Document content entries
______________________________
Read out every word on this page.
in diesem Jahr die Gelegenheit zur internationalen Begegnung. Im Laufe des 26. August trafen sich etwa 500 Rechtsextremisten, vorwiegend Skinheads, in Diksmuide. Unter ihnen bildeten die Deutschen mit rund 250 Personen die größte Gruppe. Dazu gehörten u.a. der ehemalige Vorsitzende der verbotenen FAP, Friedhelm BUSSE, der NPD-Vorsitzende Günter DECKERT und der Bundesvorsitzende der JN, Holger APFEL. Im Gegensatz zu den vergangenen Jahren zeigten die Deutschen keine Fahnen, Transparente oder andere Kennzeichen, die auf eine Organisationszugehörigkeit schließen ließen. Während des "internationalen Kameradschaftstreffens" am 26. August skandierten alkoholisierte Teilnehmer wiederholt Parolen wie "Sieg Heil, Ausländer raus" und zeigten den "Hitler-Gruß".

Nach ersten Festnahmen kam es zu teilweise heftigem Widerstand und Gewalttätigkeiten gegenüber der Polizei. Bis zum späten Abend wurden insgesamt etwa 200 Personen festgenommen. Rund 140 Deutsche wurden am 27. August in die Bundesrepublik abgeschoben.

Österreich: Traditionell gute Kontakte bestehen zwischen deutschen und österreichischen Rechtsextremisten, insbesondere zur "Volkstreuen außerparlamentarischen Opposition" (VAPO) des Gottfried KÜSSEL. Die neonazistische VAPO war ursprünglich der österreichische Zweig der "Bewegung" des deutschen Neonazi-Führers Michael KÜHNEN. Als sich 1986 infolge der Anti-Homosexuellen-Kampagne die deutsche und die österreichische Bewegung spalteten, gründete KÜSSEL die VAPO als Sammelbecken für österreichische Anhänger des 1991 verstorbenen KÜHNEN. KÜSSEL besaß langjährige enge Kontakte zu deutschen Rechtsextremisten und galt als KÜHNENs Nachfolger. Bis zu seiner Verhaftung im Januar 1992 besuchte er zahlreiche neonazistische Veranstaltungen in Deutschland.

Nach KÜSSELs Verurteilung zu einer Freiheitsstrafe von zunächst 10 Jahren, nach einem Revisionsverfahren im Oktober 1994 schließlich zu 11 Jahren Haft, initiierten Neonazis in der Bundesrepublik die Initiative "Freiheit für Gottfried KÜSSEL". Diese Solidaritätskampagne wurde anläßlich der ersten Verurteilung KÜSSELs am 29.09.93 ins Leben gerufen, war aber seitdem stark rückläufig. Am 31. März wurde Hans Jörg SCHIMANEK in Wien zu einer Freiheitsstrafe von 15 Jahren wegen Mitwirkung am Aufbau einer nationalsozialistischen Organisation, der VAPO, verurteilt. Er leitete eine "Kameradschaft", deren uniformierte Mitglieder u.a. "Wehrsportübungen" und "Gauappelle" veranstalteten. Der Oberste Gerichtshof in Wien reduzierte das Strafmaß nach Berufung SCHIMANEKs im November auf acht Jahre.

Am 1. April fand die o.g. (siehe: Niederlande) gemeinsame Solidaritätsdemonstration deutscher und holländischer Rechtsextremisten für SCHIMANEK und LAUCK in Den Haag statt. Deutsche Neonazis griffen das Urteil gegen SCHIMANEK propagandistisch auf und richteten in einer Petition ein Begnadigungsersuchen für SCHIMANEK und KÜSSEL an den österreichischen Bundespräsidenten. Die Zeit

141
______________________________
§ **Exercise prompt**:
Your answer should be a single number: how many lines in the preceding entries contain "Personen".

§ **Output for this exercise**:
2